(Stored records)

******

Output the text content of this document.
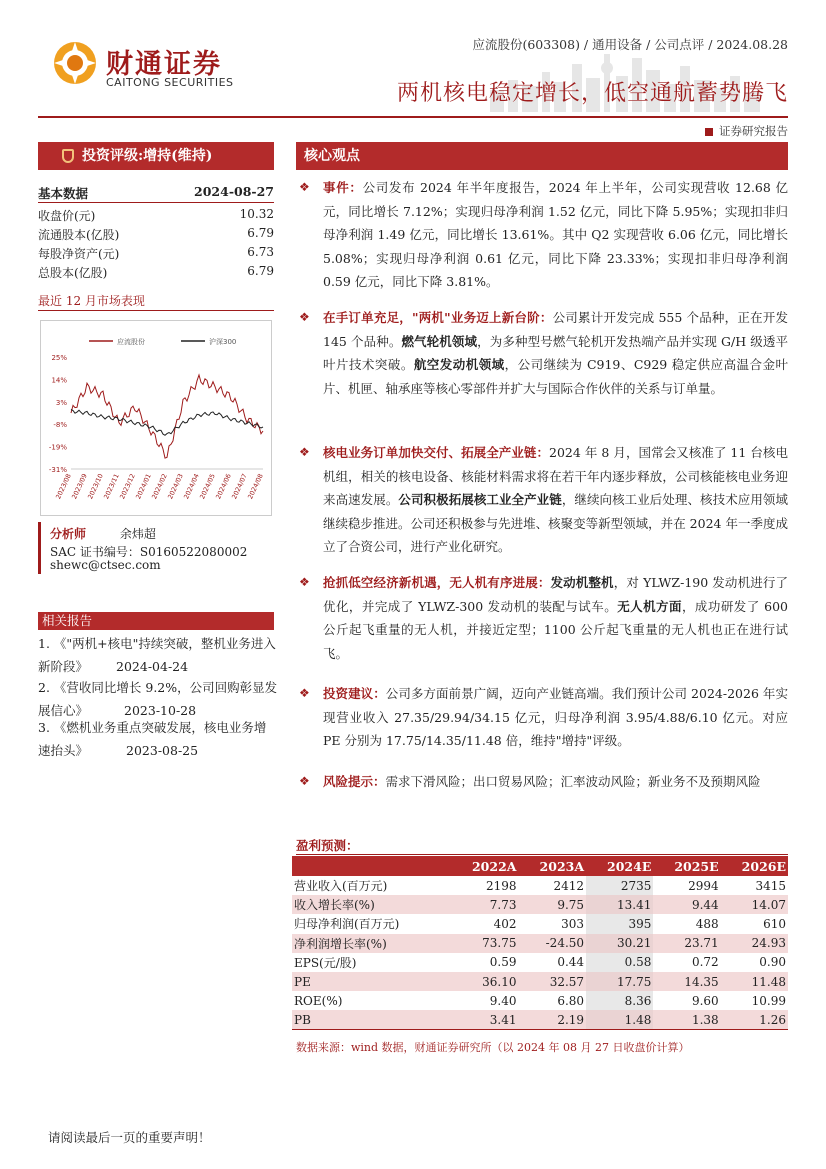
财通证券
CAITONG SECURITIES
应流股份(603308) / 通用设备 / 公司点评 / 2024.08.28
两机核电稳定增长，低空通航蓄势腾飞
证券研究报告
投资评级:增持(维持)
基本数据	2024-08-27
收盘价(元)	10.32
流通股本(亿股)	6.79
每股净资产(元)	6.73
总股本(亿股)	6.79
最近 12 月市场表现
应流股份	沪深300
25%
14%
3%
-8%
-19%
-31%
2023/08
2023/09
2023/10
2023/11
2023/12
2024/01
2024/02
2024/03
2024/04
2024/05
2024/06
2024/07
2024/08
分析师	余炜超
SAC 证书编号：S0160522080002
shewc@ctsec.com
相关报告
1. 《"两机+核电"持续突破，整机业务进入新阶段》 2024-04-24
2. 《营收同比增长 9.2%，公司回购彰显发展信心》	2023-10-28
3. 《燃机业务重点突破发展，核电业务增速抬头》	2023-08-25
核心观点
❖ 事件：公司发布 2024 年半年度报告，2024 年上半年，公司实现营收 12.68 亿元，同比增长 7.12%；实现归母净利润 1.52 亿元，同比下降 5.95%；实现扣非归母净利润 1.49 亿元，同比增长 13.61%。其中 Q2 实现营收 6.06 亿元，同比增长 5.08%；实现归母净利润 0.61 亿元，同比下降 23.33%；实现扣非归母净利润 0.59 亿元，同比下降 3.81%。
❖ 在手订单充足，"两机"业务迈上新台阶：公司累计开发完成 555 个品种，正在开发 145 个品种。燃气轮机领域，为多种型号燃气轮机开发热端产品并实现 G/H 级透平叶片技术突破。航空发动机领域，公司继续为 C919、C929 稳定供应高温合金叶片、机匣、轴承座等核心零部件并扩大与国际合作伙伴的关系与订单量。
❖ 核电业务订单加快交付、拓展全产业链：2024 年 8 月，国常会又核准了 11 台核电机组，相关的核电设备、核能材料需求将在若干年内逐步释放，公司核能核电业务迎来高速发展。公司积极拓展核工业全产业链，继续向核工业后处理、核技术应用领域继续稳步推进。公司还积极参与先进堆、核聚变等新型领域，并在 2024 年一季度成立了合资公司，进行产业化研究。
❖ 抢抓低空经济新机遇，无人机有序进展：发动机整机，对 YLWZ-190 发动机进行了优化，并完成了 YLWZ-300 发动机的装配与试车。无人机方面，成功研发了 600 公斤起飞重量的无人机，并接近定型；1100 公斤起飞重量的无人机也正在进行试飞。
❖ 投资建议：公司多方面前景广阔，迈向产业链高端。我们预计公司 2024-2026 年实现营业收入 27.35/29.94/34.15 亿元，归母净利润 3.95/4.88/6.10 亿元。对应 PE 分别为 17.75/14.35/11.48 倍，维持"增持"评级。
❖ 风险提示：需求下滑风险；出口贸易风险；汇率波动风险；新业务不及预期风险
盈利预测：
	2022A	2023A	2024E	2025E	2026E
营业收入(百万元)	2198	2412	2735	2994	3415
收入增长率(%)	7.73	9.75	13.41	9.44	14.07
归母净利润(百万元)	402	303	395	488	610
净利润增长率(%)	73.75	-24.50	30.21	23.71	24.93
EPS(元/股)	0.59	0.44	0.58	0.72	0.90
PE	36.10	32.57	17.75	14.35	11.48
ROE(%)	9.40	6.80	8.36	9.60	10.99
PB	3.41	2.19	1.48	1.38	1.26
数据来源：wind 数据，财通证券研究所（以 2024 年 08 月 27 日收盘价计算）
请阅读最后一页的重要声明！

******

### DESCRIPTION OF THE TASK
Look through the data above. Find each line with the string "应流股份" and copy it.

### TASK RESPONSE
应流股份(603308) / 通用设备 / 公司点评 / 2024.08.28
应流股份	沪深300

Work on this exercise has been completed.